┌──

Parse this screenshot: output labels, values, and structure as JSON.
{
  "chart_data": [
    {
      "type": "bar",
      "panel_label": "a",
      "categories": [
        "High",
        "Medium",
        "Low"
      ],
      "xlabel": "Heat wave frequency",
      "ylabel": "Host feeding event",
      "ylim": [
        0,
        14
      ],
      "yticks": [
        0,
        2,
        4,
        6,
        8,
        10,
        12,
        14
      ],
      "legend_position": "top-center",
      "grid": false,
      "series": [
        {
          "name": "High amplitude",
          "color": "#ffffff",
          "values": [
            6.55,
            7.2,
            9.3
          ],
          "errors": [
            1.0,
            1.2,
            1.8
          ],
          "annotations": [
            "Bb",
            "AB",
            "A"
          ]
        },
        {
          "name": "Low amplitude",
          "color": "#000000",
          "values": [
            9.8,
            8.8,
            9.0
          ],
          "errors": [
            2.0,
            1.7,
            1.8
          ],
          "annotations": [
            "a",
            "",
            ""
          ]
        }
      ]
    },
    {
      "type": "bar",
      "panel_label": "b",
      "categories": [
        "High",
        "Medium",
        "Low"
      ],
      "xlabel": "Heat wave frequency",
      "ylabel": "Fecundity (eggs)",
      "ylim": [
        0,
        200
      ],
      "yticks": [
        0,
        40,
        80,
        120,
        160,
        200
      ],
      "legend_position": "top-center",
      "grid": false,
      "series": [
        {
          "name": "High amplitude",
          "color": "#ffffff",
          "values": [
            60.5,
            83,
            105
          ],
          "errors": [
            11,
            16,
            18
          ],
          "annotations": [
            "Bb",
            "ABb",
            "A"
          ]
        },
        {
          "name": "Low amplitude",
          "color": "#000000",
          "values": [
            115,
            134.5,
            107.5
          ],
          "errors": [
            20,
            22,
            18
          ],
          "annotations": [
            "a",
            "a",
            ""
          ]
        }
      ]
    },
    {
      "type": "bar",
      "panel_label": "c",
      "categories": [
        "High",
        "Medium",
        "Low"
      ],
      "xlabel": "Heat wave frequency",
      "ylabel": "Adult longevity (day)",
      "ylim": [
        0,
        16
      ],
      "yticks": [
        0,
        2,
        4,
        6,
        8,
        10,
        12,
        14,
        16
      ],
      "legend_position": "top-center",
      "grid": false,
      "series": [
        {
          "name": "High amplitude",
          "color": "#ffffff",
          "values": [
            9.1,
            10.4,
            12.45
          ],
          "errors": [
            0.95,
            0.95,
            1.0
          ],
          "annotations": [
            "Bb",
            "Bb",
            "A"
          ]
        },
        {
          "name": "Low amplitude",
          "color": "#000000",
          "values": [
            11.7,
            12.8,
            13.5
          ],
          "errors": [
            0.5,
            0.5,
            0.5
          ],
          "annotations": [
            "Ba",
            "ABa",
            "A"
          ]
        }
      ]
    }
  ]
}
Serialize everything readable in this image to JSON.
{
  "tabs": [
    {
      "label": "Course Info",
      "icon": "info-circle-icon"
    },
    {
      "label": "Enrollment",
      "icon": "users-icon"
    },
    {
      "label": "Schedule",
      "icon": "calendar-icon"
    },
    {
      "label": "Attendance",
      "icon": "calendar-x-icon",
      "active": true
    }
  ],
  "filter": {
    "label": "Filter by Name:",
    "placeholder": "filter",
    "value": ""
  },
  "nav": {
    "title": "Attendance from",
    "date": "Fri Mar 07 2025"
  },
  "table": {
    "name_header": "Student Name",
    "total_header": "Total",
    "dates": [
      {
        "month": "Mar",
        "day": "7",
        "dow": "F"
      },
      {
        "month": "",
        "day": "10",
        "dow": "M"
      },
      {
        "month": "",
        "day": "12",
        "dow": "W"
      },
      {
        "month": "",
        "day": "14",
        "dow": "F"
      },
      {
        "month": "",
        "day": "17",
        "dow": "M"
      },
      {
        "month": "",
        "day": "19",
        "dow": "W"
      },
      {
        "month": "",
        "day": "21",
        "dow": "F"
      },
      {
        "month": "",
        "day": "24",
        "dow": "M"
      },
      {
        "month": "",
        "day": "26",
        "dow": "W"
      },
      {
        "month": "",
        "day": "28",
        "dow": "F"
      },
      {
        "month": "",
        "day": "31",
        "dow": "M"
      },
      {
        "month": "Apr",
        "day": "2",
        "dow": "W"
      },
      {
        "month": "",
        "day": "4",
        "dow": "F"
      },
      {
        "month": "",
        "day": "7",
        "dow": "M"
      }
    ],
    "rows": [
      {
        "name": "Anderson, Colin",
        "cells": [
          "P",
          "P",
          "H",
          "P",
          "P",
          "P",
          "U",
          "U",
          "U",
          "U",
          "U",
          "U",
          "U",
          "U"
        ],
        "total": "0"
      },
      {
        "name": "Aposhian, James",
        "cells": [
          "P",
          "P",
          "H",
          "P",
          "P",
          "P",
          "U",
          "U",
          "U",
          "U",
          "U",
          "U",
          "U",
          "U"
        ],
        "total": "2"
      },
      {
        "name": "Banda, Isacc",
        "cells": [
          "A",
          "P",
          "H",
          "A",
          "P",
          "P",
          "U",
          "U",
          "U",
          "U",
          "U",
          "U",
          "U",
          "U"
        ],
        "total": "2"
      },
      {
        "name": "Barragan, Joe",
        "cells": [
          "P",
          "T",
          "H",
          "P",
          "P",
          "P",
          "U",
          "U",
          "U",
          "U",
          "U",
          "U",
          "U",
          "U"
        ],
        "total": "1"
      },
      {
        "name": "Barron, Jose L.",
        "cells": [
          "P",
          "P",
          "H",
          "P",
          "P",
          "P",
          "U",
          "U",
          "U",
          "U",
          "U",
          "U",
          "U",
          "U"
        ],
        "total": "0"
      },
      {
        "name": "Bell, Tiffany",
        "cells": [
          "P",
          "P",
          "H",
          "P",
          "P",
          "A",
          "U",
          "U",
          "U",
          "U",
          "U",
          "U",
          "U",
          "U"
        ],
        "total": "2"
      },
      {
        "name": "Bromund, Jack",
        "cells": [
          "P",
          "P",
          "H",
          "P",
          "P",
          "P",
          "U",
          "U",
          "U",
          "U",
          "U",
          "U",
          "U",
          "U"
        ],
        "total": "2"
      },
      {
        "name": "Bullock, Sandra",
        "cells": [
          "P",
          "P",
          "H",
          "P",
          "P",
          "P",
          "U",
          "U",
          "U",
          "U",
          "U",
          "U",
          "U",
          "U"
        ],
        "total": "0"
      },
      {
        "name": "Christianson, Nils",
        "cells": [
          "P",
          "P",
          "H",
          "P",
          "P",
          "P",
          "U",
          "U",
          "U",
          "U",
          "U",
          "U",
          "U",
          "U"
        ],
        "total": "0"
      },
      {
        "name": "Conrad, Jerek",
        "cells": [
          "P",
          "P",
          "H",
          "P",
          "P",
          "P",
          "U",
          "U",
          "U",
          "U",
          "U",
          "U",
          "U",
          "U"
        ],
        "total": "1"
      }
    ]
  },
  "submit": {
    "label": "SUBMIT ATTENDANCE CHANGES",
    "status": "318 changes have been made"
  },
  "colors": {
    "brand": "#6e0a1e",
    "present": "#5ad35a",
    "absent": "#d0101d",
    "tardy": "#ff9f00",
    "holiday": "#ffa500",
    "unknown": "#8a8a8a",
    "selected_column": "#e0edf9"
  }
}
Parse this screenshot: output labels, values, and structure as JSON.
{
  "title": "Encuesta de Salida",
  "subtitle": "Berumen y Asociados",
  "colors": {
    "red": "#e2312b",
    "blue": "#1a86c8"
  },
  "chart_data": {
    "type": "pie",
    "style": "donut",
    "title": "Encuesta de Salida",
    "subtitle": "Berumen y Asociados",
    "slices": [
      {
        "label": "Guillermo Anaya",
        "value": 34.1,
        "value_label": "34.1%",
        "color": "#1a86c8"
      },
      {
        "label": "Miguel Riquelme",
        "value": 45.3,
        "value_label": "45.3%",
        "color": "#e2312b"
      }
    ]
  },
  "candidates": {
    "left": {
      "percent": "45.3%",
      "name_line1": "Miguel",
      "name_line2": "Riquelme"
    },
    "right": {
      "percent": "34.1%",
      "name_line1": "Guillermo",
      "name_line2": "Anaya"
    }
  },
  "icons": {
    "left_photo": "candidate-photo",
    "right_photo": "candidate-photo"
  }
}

└──

» **Given problem**
Collect the complete line wherever the string "Encuesta" appears in the records.

» **Expected answer**
  "title": "Encuesta de Salida",
    "title": "Encuesta de Salida",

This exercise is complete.